> [GOAL OF THE EXERCISE]:
Write out the entries verbatim and leave the images out of the copy.

> [THE DATA]:
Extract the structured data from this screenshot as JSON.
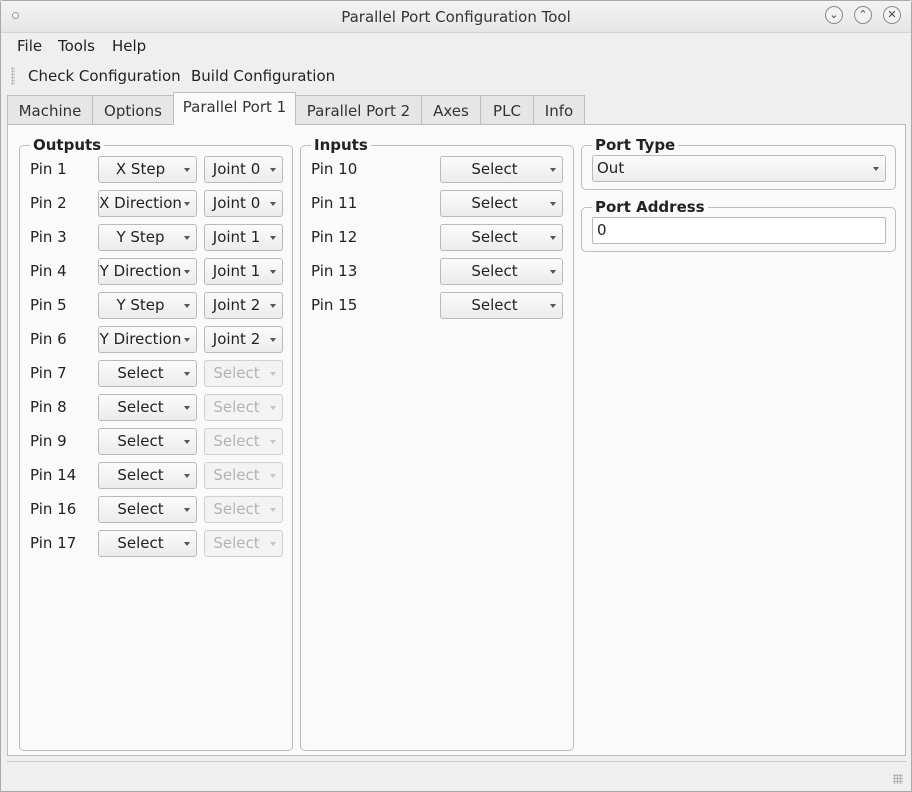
{
  "window": {
    "title": "Parallel Port Configuration Tool"
  },
  "menu": [
    "File",
    "Tools",
    "Help"
  ],
  "toolbar": {
    "check_label": "Check Configuration",
    "build_label": "Build Configuration"
  },
  "tabs": [
    {
      "label": "Machine",
      "active": false
    },
    {
      "label": "Options",
      "active": false
    },
    {
      "label": "Parallel Port 1",
      "active": true
    },
    {
      "label": "Parallel Port 2",
      "active": false
    },
    {
      "label": "Axes",
      "active": false
    },
    {
      "label": "PLC",
      "active": false
    },
    {
      "label": "Info",
      "active": false
    }
  ],
  "outputs": {
    "title": "Outputs",
    "rows": [
      {
        "pin": "Pin 1",
        "function": "X Step",
        "joint": "Joint 0",
        "joint_enabled": true
      },
      {
        "pin": "Pin 2",
        "function": "X Direction",
        "joint": "Joint 0",
        "joint_enabled": true
      },
      {
        "pin": "Pin 3",
        "function": "Y Step",
        "joint": "Joint 1",
        "joint_enabled": true
      },
      {
        "pin": "Pin 4",
        "function": "Y Direction",
        "joint": "Joint 1",
        "joint_enabled": true
      },
      {
        "pin": "Pin 5",
        "function": "Y Step",
        "joint": "Joint 2",
        "joint_enabled": true
      },
      {
        "pin": "Pin 6",
        "function": "Y Direction",
        "joint": "Joint 2",
        "joint_enabled": true
      },
      {
        "pin": "Pin 7",
        "function": "Select",
        "joint": "Select",
        "joint_enabled": false
      },
      {
        "pin": "Pin 8",
        "function": "Select",
        "joint": "Select",
        "joint_enabled": false
      },
      {
        "pin": "Pin 9",
        "function": "Select",
        "joint": "Select",
        "joint_enabled": false
      },
      {
        "pin": "Pin 14",
        "function": "Select",
        "joint": "Select",
        "joint_enabled": false
      },
      {
        "pin": "Pin 16",
        "function": "Select",
        "joint": "Select",
        "joint_enabled": false
      },
      {
        "pin": "Pin 17",
        "function": "Select",
        "joint": "Select",
        "joint_enabled": false
      }
    ]
  },
  "inputs": {
    "title": "Inputs",
    "rows": [
      {
        "pin": "Pin 10",
        "function": "Select"
      },
      {
        "pin": "Pin 11",
        "function": "Select"
      },
      {
        "pin": "Pin 12",
        "function": "Select"
      },
      {
        "pin": "Pin 13",
        "function": "Select"
      },
      {
        "pin": "Pin 15",
        "function": "Select"
      }
    ]
  },
  "port_type": {
    "title": "Port Type",
    "value": "Out"
  },
  "port_address": {
    "title": "Port Address",
    "value": "0"
  },
  "icons": {
    "window_menu": "window-menu-dot-icon",
    "minimize": "minimize-icon",
    "maximize": "maximize-icon",
    "close": "close-icon",
    "toolbar_grip": "toolbar-grip-icon",
    "dropdown_arrow": "dropdown-arrow-icon",
    "size_grip": "size-grip-icon"
  }
}
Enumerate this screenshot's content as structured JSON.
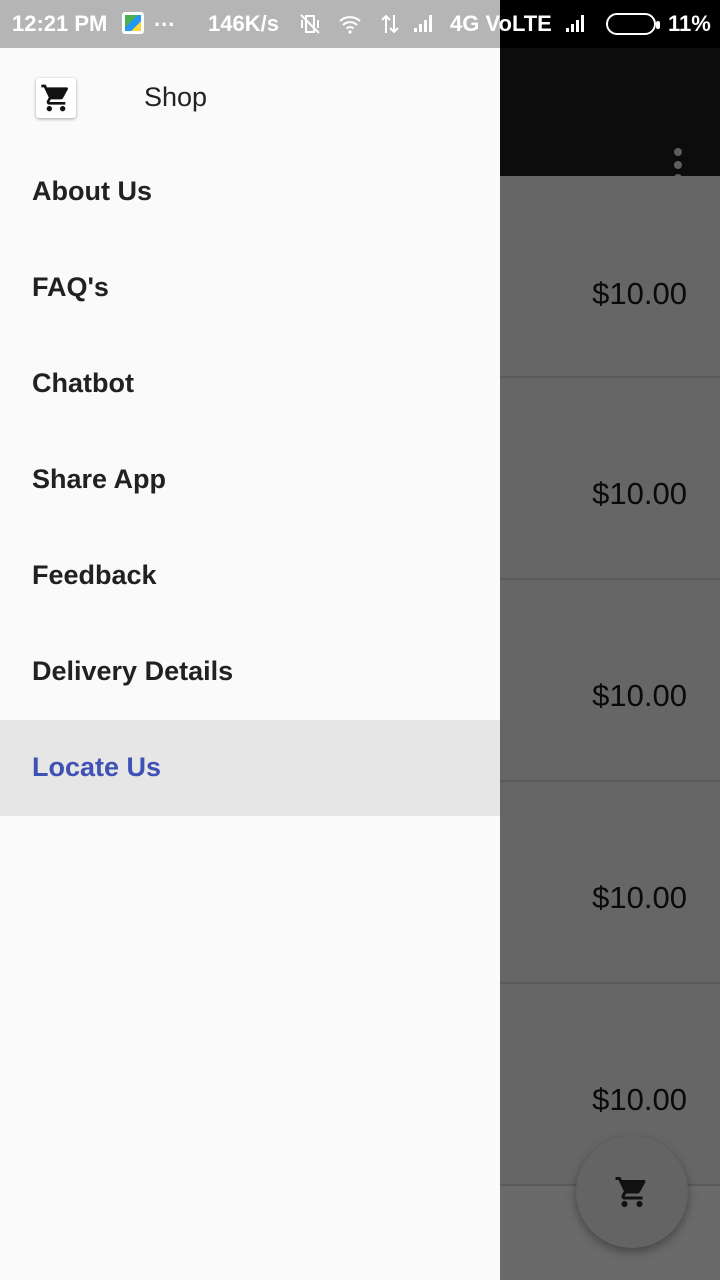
{
  "status_bar": {
    "time": "12:21 PM",
    "dots": "...",
    "speed": "146K/s",
    "network": "4G VoLTE",
    "battery": "11%"
  },
  "drawer": {
    "title": "Shop",
    "items": [
      {
        "label": "About Us"
      },
      {
        "label": "FAQ's"
      },
      {
        "label": "Chatbot"
      },
      {
        "label": "Share App"
      },
      {
        "label": "Feedback"
      },
      {
        "label": "Delivery Details"
      },
      {
        "label": "Locate Us",
        "selected": true
      }
    ]
  },
  "products": [
    {
      "price": "$10.00"
    },
    {
      "price": "$10.00"
    },
    {
      "price": "$10.00"
    },
    {
      "price": "$10.00"
    },
    {
      "price": "$10.00"
    }
  ],
  "colors": {
    "accent": "#3f51b5",
    "drawer_bg": "#fafafa",
    "selected_bg": "#e6e6e6"
  },
  "icons": {
    "header": "shopping-cart-icon",
    "fab": "shopping-cart-icon",
    "menu": "more-vert-icon"
  }
}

> [FULL SOLUTION]:
Extract the structured data from this screenshot as JSON.
{
  "window": {
    "title": "Parallel Port Configuration Tool"
  },
  "menu": [
    "File",
    "Tools",
    "Help"
  ],
  "toolbar": {
    "check_label": "Check Configuration",
    "build_label": "Build Configuration"
  },
  "tabs": [
    {
      "label": "Machine",
      "active": false
    },
    {
      "label": "Options",
      "active": false
    },
    {
      "label": "Parallel Port 1",
      "active": true
    },
    {
      "label": "Parallel Port 2",
      "active": false
    },
    {
      "label": "Axes",
      "active": false
    },
    {
      "label": "PLC",
      "active": false
    },
    {
      "label": "Info",
      "active": false
    }
  ],
  "outputs": {
    "title": "Outputs",
    "rows": [
      {
        "pin": "Pin 1",
        "function": "X Step",
        "joint": "Joint 0",
        "joint_enabled": true
      },
      {
        "pin": "Pin 2",
        "function": "X Direction",
        "joint": "Joint 0",
        "joint_enabled": true
      },
      {
        "pin": "Pin 3",
        "function": "Y Step",
        "joint": "Joint 1",
        "joint_enabled": true
      },
      {
        "pin": "Pin 4",
        "function": "Y Direction",
        "joint": "Joint 1",
        "joint_enabled": true
      },
      {
        "pin": "Pin 5",
        "function": "Y Step",
        "joint": "Joint 2",
        "joint_enabled": true
      },
      {
        "pin": "Pin 6",
        "function": "Y Direction",
        "joint": "Joint 2",
        "joint_enabled": true
      },
      {
        "pin": "Pin 7",
        "function": "Select",
        "joint": "Select",
        "joint_enabled": false
      },
      {
        "pin": "Pin 8",
        "function": "Select",
        "joint": "Select",
        "joint_enabled": false
      },
      {
        "pin": "Pin 9",
        "function": "Select",
        "joint": "Select",
        "joint_enabled": false
      },
      {
        "pin": "Pin 14",
        "function": "Select",
        "joint": "Select",
        "joint_enabled": false
      },
      {
        "pin": "Pin 16",
        "function": "Select",
        "joint": "Select",
        "joint_enabled": false
      },
      {
        "pin": "Pin 17",
        "function": "Select",
        "joint": "Select",
        "joint_enabled": false
      }
    ]
  },
  "inputs": {
    "title": "Inputs",
    "rows": [
      {
        "pin": "Pin 10",
        "function": "Select"
      },
      {
        "pin": "Pin 11",
        "function": "Select"
      },
      {
        "pin": "Pin 12",
        "function": "Select"
      },
      {
        "pin": "Pin 13",
        "function": "Select"
      },
      {
        "pin": "Pin 15",
        "function": "Select"
      }
    ]
  },
  "port_type": {
    "title": "Port Type",
    "value": "Out"
  },
  "port_address": {
    "title": "Port Address",
    "value": "0"
  },
  "icons": {
    "window_menu": "window-menu-dot-icon",
    "minimize": "minimize-icon",
    "maximize": "maximize-icon",
    "close": "close-icon",
    "toolbar_grip": "toolbar-grip-icon",
    "dropdown_arrow": "dropdown-arrow-icon",
    "size_grip": "size-grip-icon"
  }
}
Enumerate this screenshot's content as structured JSON.
{
  "status_bar": {
    "time": "12:21 PM",
    "dots": "...",
    "speed": "146K/s",
    "network": "4G VoLTE",
    "battery": "11%"
  },
  "drawer": {
    "title": "Shop",
    "items": [
      {
        "label": "About Us"
      },
      {
        "label": "FAQ's"
      },
      {
        "label": "Chatbot"
      },
      {
        "label": "Share App"
      },
      {
        "label": "Feedback"
      },
      {
        "label": "Delivery Details"
      },
      {
        "label": "Locate Us",
        "selected": true
      }
    ]
  },
  "products": [
    {
      "price": "$10.00"
    },
    {
      "price": "$10.00"
    },
    {
      "price": "$10.00"
    },
    {
      "price": "$10.00"
    },
    {
      "price": "$10.00"
    }
  ],
  "colors": {
    "accent": "#3f51b5",
    "drawer_bg": "#fafafa",
    "selected_bg": "#e6e6e6"
  },
  "icons": {
    "header": "shopping-cart-icon",
    "fab": "shopping-cart-icon",
    "menu": "more-vert-icon"
  }
}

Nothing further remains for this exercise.